**WORK TO BE COMPLETED**
Each line of the listing must be transcribed exactly, except for the images, which should be excluded.

==== DATA SHOWN

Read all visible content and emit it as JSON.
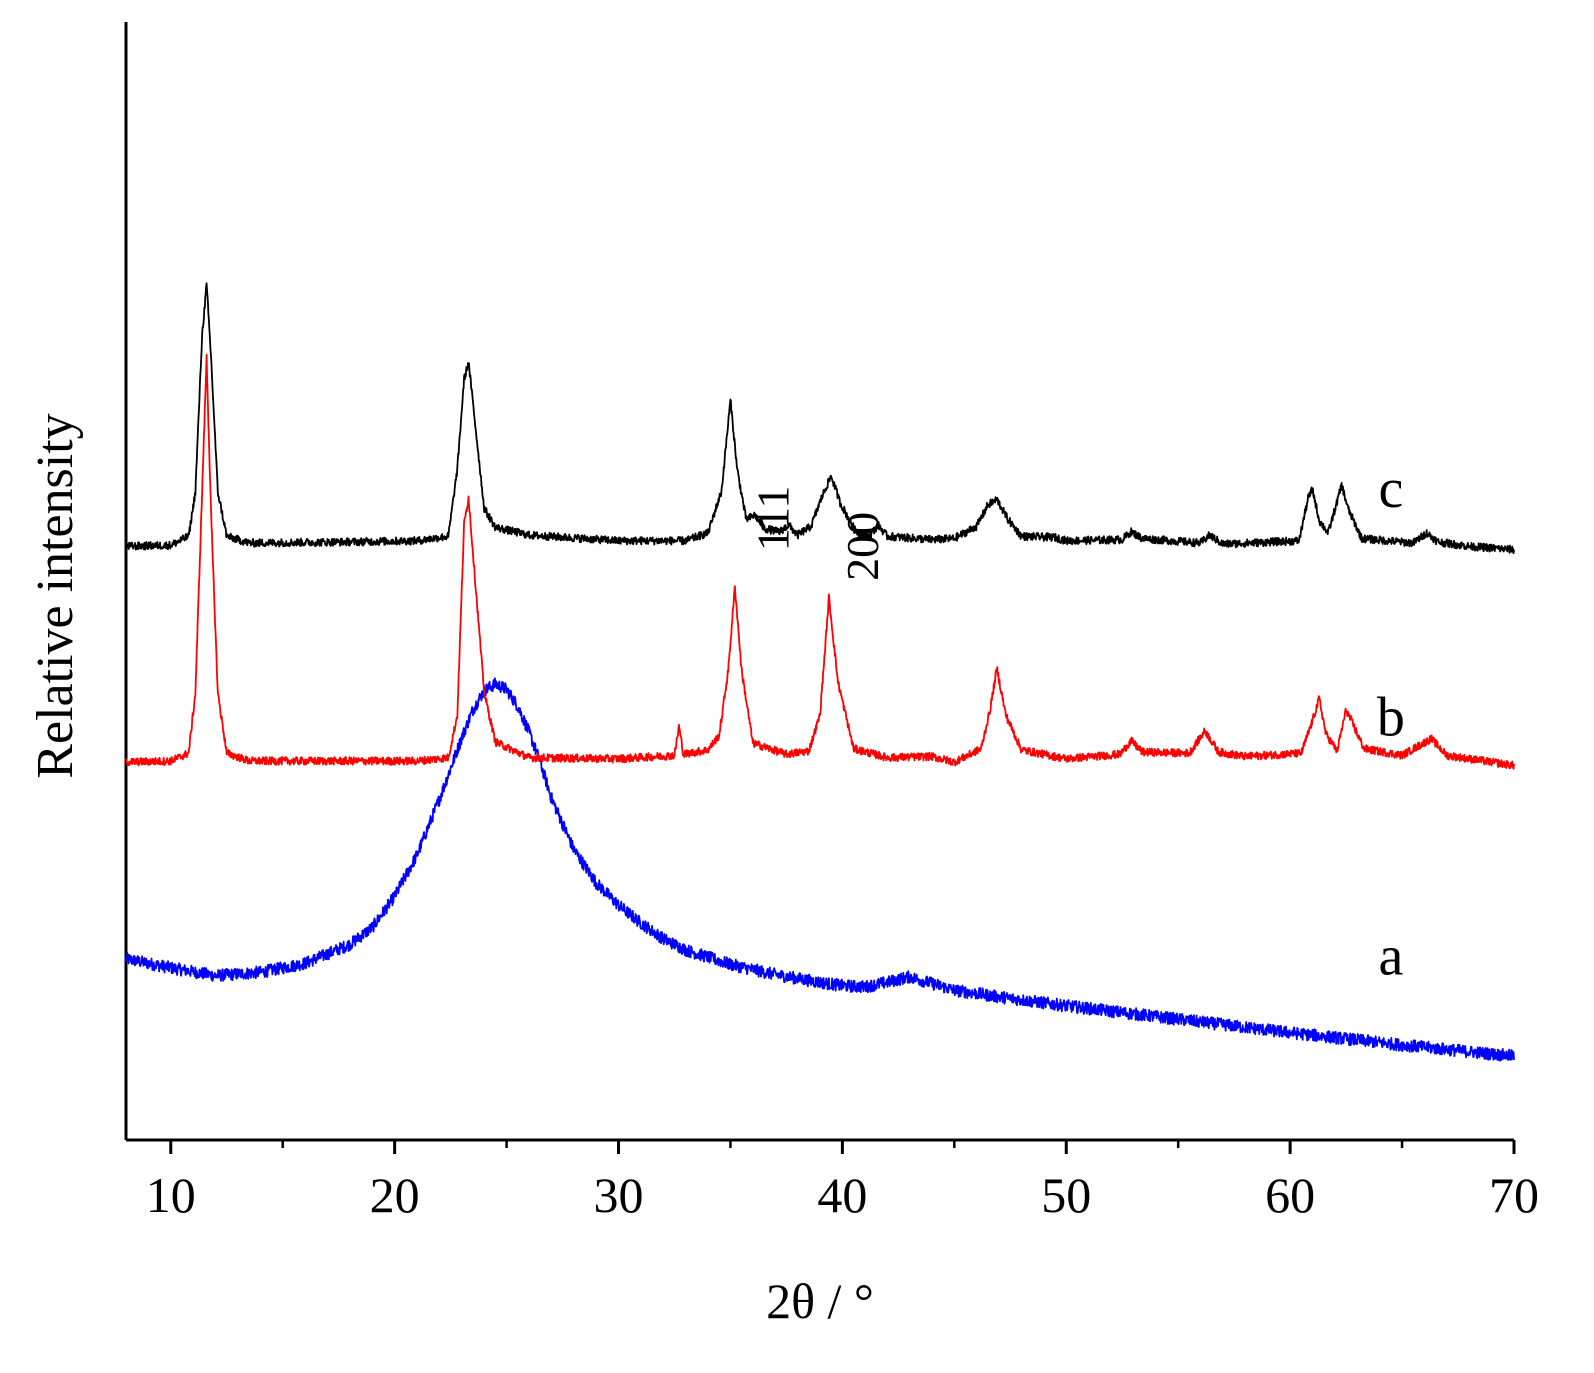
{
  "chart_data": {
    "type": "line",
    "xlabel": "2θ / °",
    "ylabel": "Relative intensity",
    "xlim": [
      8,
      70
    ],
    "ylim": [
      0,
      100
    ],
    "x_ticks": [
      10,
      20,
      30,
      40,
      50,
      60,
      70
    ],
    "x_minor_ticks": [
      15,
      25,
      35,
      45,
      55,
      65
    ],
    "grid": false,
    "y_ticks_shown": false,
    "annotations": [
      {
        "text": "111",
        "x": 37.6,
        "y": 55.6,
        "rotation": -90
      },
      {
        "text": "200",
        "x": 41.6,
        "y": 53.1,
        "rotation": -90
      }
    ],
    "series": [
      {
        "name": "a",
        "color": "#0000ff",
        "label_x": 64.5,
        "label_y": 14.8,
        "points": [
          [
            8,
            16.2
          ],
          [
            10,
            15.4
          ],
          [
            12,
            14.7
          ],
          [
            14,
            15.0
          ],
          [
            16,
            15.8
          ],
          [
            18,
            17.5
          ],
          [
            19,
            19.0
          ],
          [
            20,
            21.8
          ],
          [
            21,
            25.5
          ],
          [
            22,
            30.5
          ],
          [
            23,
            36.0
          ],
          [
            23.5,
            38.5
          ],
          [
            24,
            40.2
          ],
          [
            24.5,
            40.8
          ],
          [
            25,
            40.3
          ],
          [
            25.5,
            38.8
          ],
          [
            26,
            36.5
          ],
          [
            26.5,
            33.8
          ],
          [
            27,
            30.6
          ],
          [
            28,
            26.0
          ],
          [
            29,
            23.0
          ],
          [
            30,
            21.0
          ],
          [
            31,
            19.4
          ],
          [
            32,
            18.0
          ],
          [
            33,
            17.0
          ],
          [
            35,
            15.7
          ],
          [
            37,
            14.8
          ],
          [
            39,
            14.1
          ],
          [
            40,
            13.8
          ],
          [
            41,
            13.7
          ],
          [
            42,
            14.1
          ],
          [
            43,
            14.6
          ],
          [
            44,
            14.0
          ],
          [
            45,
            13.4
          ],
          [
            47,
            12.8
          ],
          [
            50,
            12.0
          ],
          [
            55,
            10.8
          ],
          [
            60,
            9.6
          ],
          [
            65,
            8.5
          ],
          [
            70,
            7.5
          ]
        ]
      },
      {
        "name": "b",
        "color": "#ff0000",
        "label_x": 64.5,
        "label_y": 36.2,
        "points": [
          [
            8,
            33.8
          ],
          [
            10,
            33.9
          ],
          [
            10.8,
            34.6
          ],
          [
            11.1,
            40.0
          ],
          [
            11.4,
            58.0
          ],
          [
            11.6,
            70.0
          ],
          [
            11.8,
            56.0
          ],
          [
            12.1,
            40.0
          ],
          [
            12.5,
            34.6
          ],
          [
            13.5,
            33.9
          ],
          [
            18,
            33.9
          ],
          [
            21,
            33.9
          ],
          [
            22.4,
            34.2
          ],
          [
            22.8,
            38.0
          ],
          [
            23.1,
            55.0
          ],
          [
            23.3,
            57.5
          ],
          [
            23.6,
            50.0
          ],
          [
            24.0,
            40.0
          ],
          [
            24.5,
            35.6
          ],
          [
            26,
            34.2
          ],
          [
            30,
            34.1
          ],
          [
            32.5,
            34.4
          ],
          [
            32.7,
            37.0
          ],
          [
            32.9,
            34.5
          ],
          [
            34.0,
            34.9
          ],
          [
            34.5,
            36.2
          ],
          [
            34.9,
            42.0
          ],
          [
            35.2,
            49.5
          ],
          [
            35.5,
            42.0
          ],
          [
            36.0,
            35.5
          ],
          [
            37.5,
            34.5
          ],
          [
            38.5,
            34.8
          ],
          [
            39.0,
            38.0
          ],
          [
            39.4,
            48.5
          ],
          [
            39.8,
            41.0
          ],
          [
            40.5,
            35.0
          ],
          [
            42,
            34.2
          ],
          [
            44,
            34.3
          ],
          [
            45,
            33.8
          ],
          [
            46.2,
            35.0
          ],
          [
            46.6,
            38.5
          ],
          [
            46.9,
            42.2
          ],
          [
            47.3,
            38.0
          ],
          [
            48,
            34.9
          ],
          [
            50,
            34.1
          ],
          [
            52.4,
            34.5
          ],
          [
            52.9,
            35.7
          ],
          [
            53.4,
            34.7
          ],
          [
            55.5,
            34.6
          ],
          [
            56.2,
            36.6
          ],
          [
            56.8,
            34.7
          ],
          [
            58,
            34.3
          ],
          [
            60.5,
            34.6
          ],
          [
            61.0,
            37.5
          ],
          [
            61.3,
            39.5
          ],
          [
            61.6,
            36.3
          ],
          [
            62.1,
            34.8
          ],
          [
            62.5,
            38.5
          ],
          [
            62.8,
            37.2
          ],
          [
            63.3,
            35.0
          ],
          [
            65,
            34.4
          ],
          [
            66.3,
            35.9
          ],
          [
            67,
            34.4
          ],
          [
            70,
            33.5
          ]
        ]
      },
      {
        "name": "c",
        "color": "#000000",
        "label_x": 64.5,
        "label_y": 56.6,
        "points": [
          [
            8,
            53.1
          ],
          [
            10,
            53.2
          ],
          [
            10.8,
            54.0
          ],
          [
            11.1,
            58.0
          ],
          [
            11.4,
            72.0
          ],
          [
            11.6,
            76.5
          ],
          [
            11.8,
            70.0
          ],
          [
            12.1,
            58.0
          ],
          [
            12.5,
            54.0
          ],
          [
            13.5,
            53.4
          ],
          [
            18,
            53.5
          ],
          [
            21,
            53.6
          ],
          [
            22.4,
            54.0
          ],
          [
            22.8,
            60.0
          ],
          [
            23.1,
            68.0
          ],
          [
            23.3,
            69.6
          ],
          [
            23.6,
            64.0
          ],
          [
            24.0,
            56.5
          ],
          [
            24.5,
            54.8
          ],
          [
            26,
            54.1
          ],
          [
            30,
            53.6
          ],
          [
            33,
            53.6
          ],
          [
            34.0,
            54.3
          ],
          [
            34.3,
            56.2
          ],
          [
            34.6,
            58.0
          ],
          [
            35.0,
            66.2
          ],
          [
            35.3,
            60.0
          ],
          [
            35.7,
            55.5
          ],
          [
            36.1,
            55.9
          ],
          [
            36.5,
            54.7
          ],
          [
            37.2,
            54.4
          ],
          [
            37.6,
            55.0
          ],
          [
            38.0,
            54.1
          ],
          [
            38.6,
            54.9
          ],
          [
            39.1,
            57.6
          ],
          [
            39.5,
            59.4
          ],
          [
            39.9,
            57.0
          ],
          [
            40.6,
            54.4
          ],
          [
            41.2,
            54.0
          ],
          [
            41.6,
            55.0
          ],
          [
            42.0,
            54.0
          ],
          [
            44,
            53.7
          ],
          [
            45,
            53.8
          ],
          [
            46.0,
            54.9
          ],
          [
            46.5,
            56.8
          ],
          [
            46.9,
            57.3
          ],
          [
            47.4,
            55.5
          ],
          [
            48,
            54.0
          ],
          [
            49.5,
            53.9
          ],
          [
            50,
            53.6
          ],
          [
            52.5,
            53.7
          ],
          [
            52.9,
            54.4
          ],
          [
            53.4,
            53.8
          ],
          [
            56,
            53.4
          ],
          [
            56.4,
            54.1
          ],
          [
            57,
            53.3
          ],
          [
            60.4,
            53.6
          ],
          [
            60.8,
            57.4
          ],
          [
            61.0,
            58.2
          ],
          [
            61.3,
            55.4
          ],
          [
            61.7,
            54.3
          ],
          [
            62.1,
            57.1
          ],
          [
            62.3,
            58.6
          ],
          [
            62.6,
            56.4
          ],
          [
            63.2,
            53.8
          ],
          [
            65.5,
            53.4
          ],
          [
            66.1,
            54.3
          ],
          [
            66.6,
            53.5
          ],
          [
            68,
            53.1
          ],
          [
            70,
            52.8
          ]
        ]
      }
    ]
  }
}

========

**ANSWER TO THIS TASK**
Read all visible content and emit it as JSON.
{
  "chart_data": {
    "type": "line",
    "xlabel": "2θ / °",
    "ylabel": "Relative intensity",
    "xlim": [
      8,
      70
    ],
    "ylim": [
      0,
      100
    ],
    "x_ticks": [
      10,
      20,
      30,
      40,
      50,
      60,
      70
    ],
    "x_minor_ticks": [
      15,
      25,
      35,
      45,
      55,
      65
    ],
    "grid": false,
    "y_ticks_shown": false,
    "annotations": [
      {
        "text": "111",
        "x": 37.6,
        "y": 55.6,
        "rotation": -90
      },
      {
        "text": "200",
        "x": 41.6,
        "y": 53.1,
        "rotation": -90
      }
    ],
    "series": [
      {
        "name": "a",
        "color": "#0000ff",
        "label_x": 64.5,
        "label_y": 14.8,
        "points": [
          [
            8,
            16.2
          ],
          [
            10,
            15.4
          ],
          [
            12,
            14.7
          ],
          [
            14,
            15.0
          ],
          [
            16,
            15.8
          ],
          [
            18,
            17.5
          ],
          [
            19,
            19.0
          ],
          [
            20,
            21.8
          ],
          [
            21,
            25.5
          ],
          [
            22,
            30.5
          ],
          [
            23,
            36.0
          ],
          [
            23.5,
            38.5
          ],
          [
            24,
            40.2
          ],
          [
            24.5,
            40.8
          ],
          [
            25,
            40.3
          ],
          [
            25.5,
            38.8
          ],
          [
            26,
            36.5
          ],
          [
            26.5,
            33.8
          ],
          [
            27,
            30.6
          ],
          [
            28,
            26.0
          ],
          [
            29,
            23.0
          ],
          [
            30,
            21.0
          ],
          [
            31,
            19.4
          ],
          [
            32,
            18.0
          ],
          [
            33,
            17.0
          ],
          [
            35,
            15.7
          ],
          [
            37,
            14.8
          ],
          [
            39,
            14.1
          ],
          [
            40,
            13.8
          ],
          [
            41,
            13.7
          ],
          [
            42,
            14.1
          ],
          [
            43,
            14.6
          ],
          [
            44,
            14.0
          ],
          [
            45,
            13.4
          ],
          [
            47,
            12.8
          ],
          [
            50,
            12.0
          ],
          [
            55,
            10.8
          ],
          [
            60,
            9.6
          ],
          [
            65,
            8.5
          ],
          [
            70,
            7.5
          ]
        ]
      },
      {
        "name": "b",
        "color": "#ff0000",
        "label_x": 64.5,
        "label_y": 36.2,
        "points": [
          [
            8,
            33.8
          ],
          [
            10,
            33.9
          ],
          [
            10.8,
            34.6
          ],
          [
            11.1,
            40.0
          ],
          [
            11.4,
            58.0
          ],
          [
            11.6,
            70.0
          ],
          [
            11.8,
            56.0
          ],
          [
            12.1,
            40.0
          ],
          [
            12.5,
            34.6
          ],
          [
            13.5,
            33.9
          ],
          [
            18,
            33.9
          ],
          [
            21,
            33.9
          ],
          [
            22.4,
            34.2
          ],
          [
            22.8,
            38.0
          ],
          [
            23.1,
            55.0
          ],
          [
            23.3,
            57.5
          ],
          [
            23.6,
            50.0
          ],
          [
            24.0,
            40.0
          ],
          [
            24.5,
            35.6
          ],
          [
            26,
            34.2
          ],
          [
            30,
            34.1
          ],
          [
            32.5,
            34.4
          ],
          [
            32.7,
            37.0
          ],
          [
            32.9,
            34.5
          ],
          [
            34.0,
            34.9
          ],
          [
            34.5,
            36.2
          ],
          [
            34.9,
            42.0
          ],
          [
            35.2,
            49.5
          ],
          [
            35.5,
            42.0
          ],
          [
            36.0,
            35.5
          ],
          [
            37.5,
            34.5
          ],
          [
            38.5,
            34.8
          ],
          [
            39.0,
            38.0
          ],
          [
            39.4,
            48.5
          ],
          [
            39.8,
            41.0
          ],
          [
            40.5,
            35.0
          ],
          [
            42,
            34.2
          ],
          [
            44,
            34.3
          ],
          [
            45,
            33.8
          ],
          [
            46.2,
            35.0
          ],
          [
            46.6,
            38.5
          ],
          [
            46.9,
            42.2
          ],
          [
            47.3,
            38.0
          ],
          [
            48,
            34.9
          ],
          [
            50,
            34.1
          ],
          [
            52.4,
            34.5
          ],
          [
            52.9,
            35.7
          ],
          [
            53.4,
            34.7
          ],
          [
            55.5,
            34.6
          ],
          [
            56.2,
            36.6
          ],
          [
            56.8,
            34.7
          ],
          [
            58,
            34.3
          ],
          [
            60.5,
            34.6
          ],
          [
            61.0,
            37.5
          ],
          [
            61.3,
            39.5
          ],
          [
            61.6,
            36.3
          ],
          [
            62.1,
            34.8
          ],
          [
            62.5,
            38.5
          ],
          [
            62.8,
            37.2
          ],
          [
            63.3,
            35.0
          ],
          [
            65,
            34.4
          ],
          [
            66.3,
            35.9
          ],
          [
            67,
            34.4
          ],
          [
            70,
            33.5
          ]
        ]
      },
      {
        "name": "c",
        "color": "#000000",
        "label_x": 64.5,
        "label_y": 56.6,
        "points": [
          [
            8,
            53.1
          ],
          [
            10,
            53.2
          ],
          [
            10.8,
            54.0
          ],
          [
            11.1,
            58.0
          ],
          [
            11.4,
            72.0
          ],
          [
            11.6,
            76.5
          ],
          [
            11.8,
            70.0
          ],
          [
            12.1,
            58.0
          ],
          [
            12.5,
            54.0
          ],
          [
            13.5,
            53.4
          ],
          [
            18,
            53.5
          ],
          [
            21,
            53.6
          ],
          [
            22.4,
            54.0
          ],
          [
            22.8,
            60.0
          ],
          [
            23.1,
            68.0
          ],
          [
            23.3,
            69.6
          ],
          [
            23.6,
            64.0
          ],
          [
            24.0,
            56.5
          ],
          [
            24.5,
            54.8
          ],
          [
            26,
            54.1
          ],
          [
            30,
            53.6
          ],
          [
            33,
            53.6
          ],
          [
            34.0,
            54.3
          ],
          [
            34.3,
            56.2
          ],
          [
            34.6,
            58.0
          ],
          [
            35.0,
            66.2
          ],
          [
            35.3,
            60.0
          ],
          [
            35.7,
            55.5
          ],
          [
            36.1,
            55.9
          ],
          [
            36.5,
            54.7
          ],
          [
            37.2,
            54.4
          ],
          [
            37.6,
            55.0
          ],
          [
            38.0,
            54.1
          ],
          [
            38.6,
            54.9
          ],
          [
            39.1,
            57.6
          ],
          [
            39.5,
            59.4
          ],
          [
            39.9,
            57.0
          ],
          [
            40.6,
            54.4
          ],
          [
            41.2,
            54.0
          ],
          [
            41.6,
            55.0
          ],
          [
            42.0,
            54.0
          ],
          [
            44,
            53.7
          ],
          [
            45,
            53.8
          ],
          [
            46.0,
            54.9
          ],
          [
            46.5,
            56.8
          ],
          [
            46.9,
            57.3
          ],
          [
            47.4,
            55.5
          ],
          [
            48,
            54.0
          ],
          [
            49.5,
            53.9
          ],
          [
            50,
            53.6
          ],
          [
            52.5,
            53.7
          ],
          [
            52.9,
            54.4
          ],
          [
            53.4,
            53.8
          ],
          [
            56,
            53.4
          ],
          [
            56.4,
            54.1
          ],
          [
            57,
            53.3
          ],
          [
            60.4,
            53.6
          ],
          [
            60.8,
            57.4
          ],
          [
            61.0,
            58.2
          ],
          [
            61.3,
            55.4
          ],
          [
            61.7,
            54.3
          ],
          [
            62.1,
            57.1
          ],
          [
            62.3,
            58.6
          ],
          [
            62.6,
            56.4
          ],
          [
            63.2,
            53.8
          ],
          [
            65.5,
            53.4
          ],
          [
            66.1,
            54.3
          ],
          [
            66.6,
            53.5
          ],
          [
            68,
            53.1
          ],
          [
            70,
            52.8
          ]
        ]
      }
    ]
  }
}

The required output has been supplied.